Stored items from a collection:
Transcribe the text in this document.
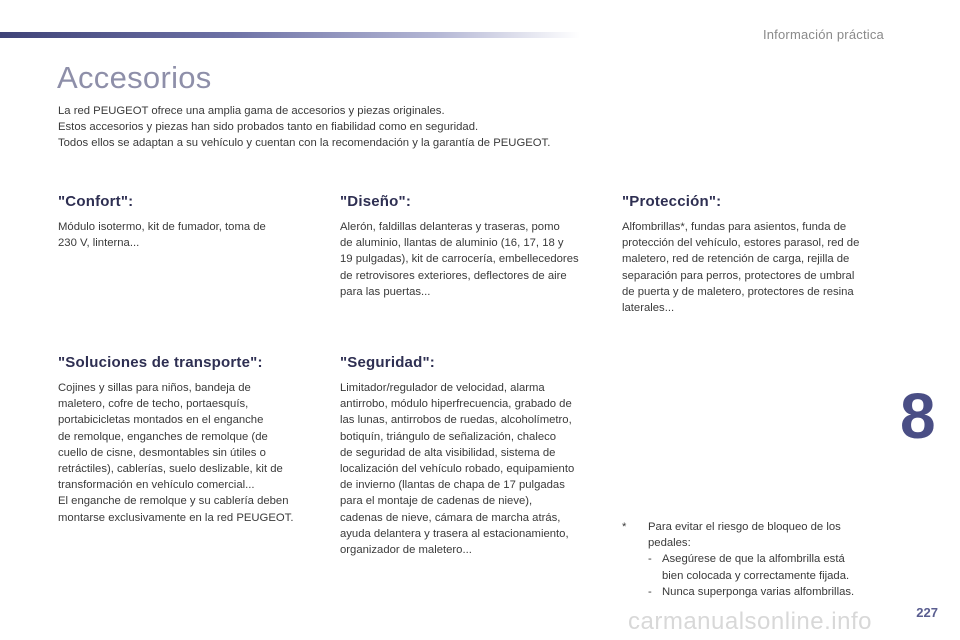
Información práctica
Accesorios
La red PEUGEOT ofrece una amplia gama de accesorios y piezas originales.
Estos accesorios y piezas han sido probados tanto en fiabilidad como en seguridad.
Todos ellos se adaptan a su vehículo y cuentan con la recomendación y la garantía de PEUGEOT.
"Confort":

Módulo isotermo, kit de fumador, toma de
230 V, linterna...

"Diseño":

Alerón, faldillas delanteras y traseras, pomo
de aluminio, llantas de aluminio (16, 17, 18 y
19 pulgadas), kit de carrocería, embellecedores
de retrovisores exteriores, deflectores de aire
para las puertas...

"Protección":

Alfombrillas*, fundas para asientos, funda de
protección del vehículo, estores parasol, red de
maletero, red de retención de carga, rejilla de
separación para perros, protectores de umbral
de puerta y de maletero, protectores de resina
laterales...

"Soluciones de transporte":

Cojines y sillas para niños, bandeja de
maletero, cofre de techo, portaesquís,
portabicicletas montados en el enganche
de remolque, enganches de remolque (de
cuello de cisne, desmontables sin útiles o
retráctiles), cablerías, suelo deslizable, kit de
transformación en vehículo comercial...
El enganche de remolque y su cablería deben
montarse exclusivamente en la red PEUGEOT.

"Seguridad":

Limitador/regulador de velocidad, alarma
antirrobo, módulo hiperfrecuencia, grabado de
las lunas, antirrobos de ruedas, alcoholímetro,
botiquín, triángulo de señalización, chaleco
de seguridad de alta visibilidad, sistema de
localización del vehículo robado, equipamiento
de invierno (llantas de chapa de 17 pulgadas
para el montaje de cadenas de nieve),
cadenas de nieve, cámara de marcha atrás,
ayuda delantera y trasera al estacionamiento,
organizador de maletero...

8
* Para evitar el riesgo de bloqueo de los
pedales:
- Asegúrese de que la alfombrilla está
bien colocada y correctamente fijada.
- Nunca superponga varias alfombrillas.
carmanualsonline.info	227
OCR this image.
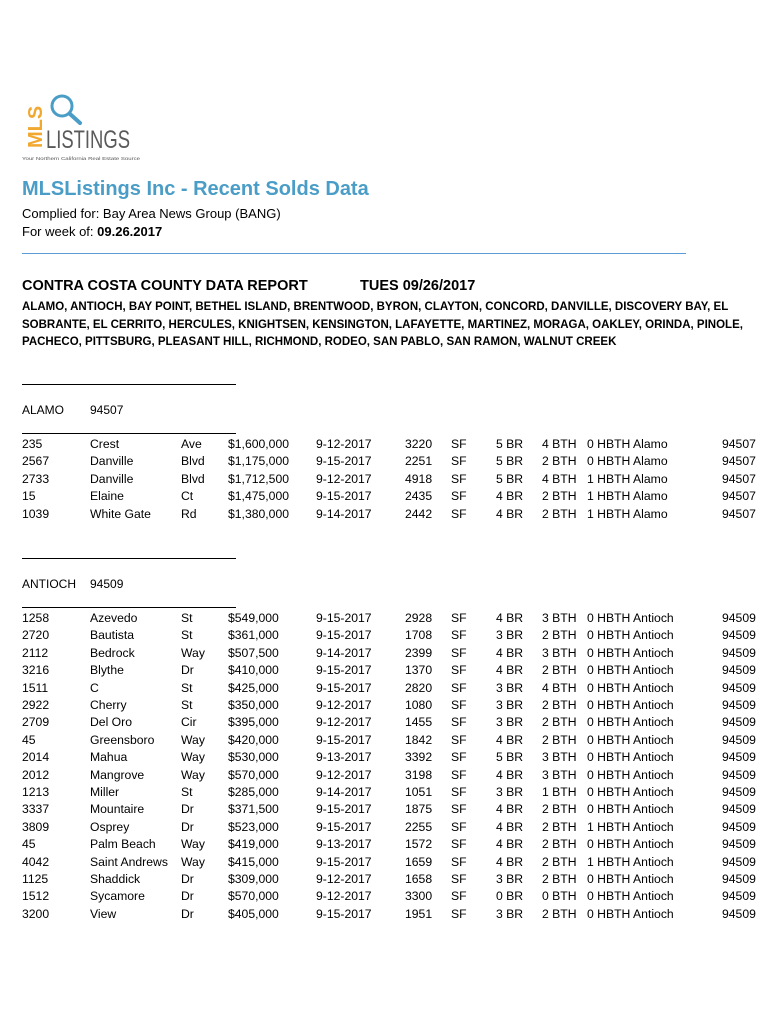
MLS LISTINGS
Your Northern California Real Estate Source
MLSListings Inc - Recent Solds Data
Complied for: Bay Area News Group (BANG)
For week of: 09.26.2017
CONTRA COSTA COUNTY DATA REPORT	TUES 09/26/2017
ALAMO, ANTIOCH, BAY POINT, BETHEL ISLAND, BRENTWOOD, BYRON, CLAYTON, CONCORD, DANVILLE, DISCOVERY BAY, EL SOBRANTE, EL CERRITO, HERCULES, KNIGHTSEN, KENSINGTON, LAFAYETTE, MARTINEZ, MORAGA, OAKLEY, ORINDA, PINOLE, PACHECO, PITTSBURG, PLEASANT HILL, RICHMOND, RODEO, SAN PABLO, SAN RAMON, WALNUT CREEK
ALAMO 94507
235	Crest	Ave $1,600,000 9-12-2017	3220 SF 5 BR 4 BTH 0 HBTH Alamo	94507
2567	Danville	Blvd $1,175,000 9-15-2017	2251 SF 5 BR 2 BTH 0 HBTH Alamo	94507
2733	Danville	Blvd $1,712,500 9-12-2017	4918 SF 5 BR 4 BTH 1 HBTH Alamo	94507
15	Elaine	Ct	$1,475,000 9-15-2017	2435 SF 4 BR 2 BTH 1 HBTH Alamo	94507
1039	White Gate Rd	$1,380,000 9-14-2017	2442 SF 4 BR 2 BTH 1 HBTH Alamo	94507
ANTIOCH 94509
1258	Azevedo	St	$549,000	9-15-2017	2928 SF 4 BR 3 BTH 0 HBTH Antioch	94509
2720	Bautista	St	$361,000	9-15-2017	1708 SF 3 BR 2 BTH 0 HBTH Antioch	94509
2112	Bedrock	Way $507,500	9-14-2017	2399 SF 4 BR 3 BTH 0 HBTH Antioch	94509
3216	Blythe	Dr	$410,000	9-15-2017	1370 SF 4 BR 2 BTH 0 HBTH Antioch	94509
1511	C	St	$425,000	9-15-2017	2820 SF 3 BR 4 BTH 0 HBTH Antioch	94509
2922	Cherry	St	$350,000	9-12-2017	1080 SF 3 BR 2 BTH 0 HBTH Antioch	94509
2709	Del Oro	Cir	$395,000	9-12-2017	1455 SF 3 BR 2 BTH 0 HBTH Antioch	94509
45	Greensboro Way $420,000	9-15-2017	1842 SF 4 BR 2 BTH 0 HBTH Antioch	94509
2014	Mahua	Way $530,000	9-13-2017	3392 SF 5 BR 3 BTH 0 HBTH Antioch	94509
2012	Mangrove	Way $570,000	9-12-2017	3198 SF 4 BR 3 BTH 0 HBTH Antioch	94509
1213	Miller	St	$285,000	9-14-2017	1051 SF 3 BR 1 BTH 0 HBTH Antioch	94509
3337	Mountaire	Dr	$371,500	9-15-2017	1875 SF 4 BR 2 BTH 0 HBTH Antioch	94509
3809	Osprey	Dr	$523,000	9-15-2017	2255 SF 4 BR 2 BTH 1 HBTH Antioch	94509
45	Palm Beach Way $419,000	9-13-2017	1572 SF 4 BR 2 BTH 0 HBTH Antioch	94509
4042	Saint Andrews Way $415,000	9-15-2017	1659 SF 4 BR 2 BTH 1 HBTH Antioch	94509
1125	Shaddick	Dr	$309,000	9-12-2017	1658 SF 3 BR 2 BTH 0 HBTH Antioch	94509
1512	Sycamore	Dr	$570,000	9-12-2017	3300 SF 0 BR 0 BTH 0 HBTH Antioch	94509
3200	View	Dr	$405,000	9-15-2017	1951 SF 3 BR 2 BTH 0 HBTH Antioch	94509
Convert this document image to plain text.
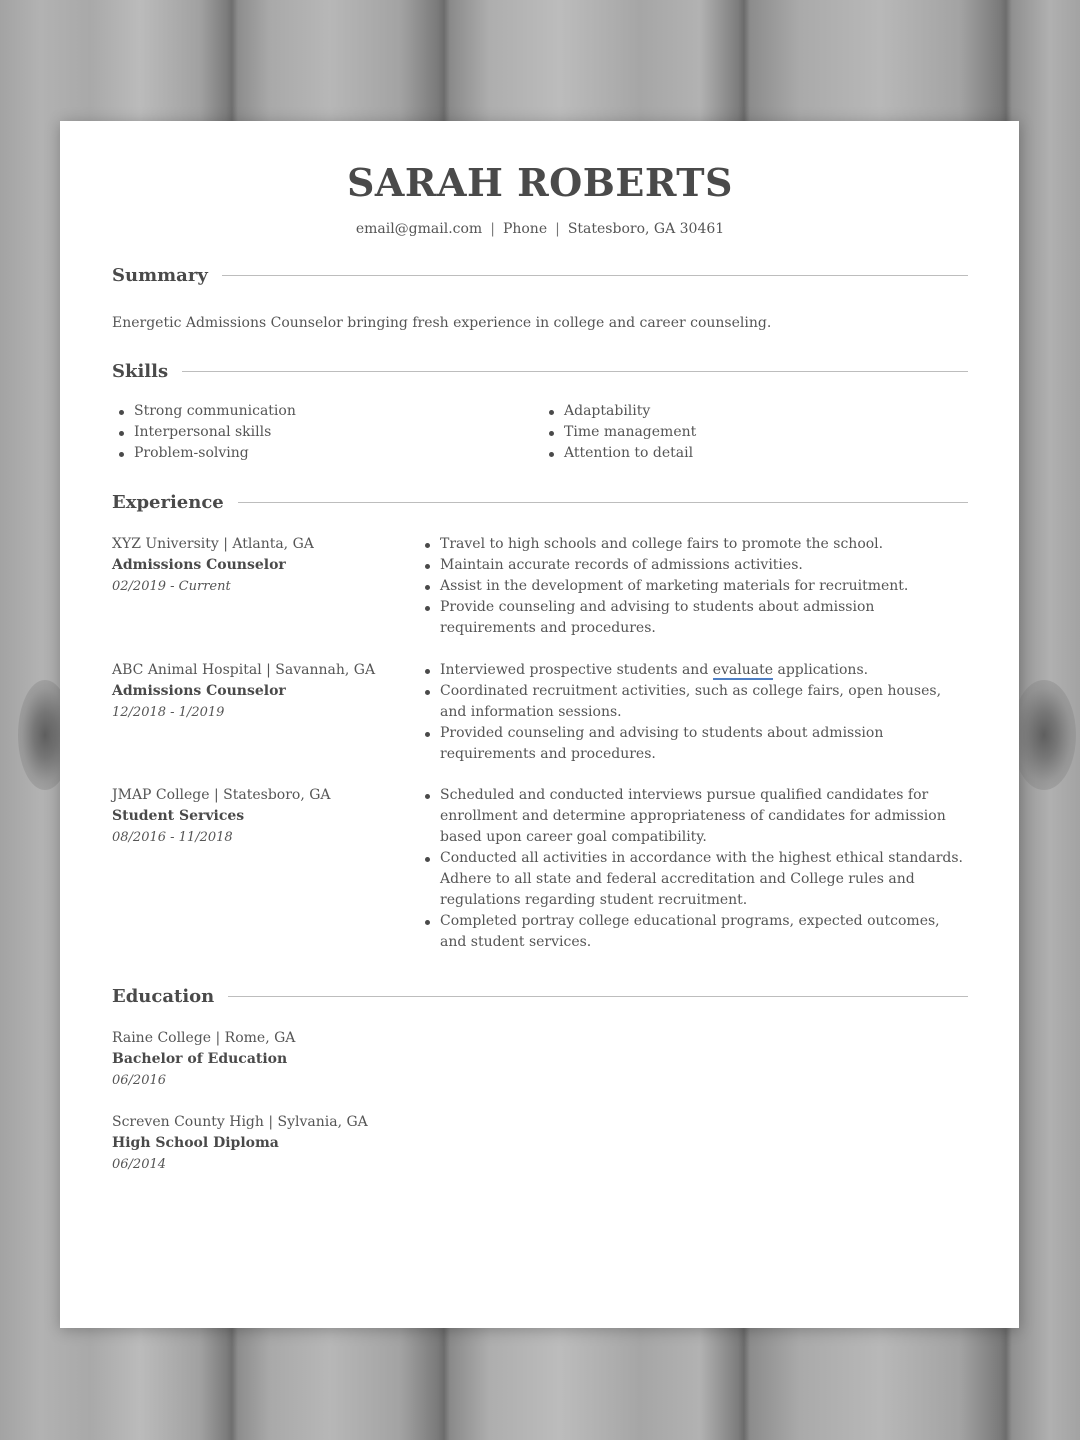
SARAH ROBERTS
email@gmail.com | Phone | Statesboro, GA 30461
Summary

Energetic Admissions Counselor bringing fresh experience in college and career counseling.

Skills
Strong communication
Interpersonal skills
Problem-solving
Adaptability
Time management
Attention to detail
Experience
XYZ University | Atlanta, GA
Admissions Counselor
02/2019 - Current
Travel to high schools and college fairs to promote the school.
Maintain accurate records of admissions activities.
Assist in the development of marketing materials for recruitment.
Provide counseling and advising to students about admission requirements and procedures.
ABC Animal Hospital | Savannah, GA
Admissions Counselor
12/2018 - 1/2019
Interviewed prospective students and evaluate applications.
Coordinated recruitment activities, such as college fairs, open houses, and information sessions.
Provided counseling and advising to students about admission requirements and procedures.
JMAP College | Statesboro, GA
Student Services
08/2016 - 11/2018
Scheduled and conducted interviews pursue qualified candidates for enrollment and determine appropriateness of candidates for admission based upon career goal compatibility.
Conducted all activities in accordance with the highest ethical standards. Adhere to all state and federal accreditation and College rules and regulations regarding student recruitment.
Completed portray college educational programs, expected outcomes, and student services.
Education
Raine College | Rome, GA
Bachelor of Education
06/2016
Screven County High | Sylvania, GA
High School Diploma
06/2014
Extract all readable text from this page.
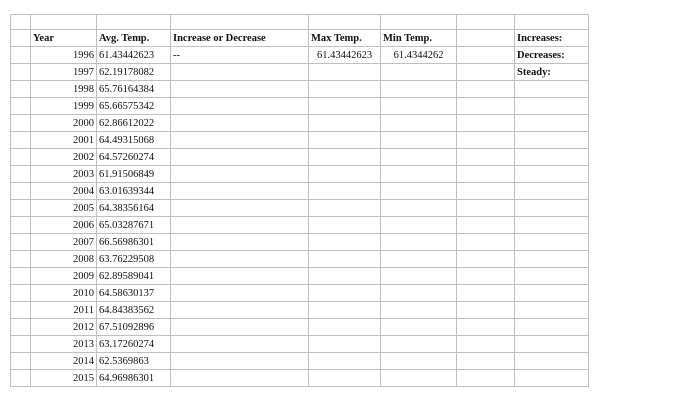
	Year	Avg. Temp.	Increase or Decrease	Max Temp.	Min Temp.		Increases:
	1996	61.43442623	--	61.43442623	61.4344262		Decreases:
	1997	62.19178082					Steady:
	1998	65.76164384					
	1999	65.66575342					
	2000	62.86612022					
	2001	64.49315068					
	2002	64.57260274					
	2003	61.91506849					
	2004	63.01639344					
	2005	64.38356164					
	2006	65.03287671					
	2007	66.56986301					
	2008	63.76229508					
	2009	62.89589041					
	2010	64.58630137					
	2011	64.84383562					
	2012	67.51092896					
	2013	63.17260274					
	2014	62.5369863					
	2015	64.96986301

→ **PROMPT**: Compute the number of lines above that contain the string "students". Reply with that value only.

→ **PROBLEM SOLUTION**: 3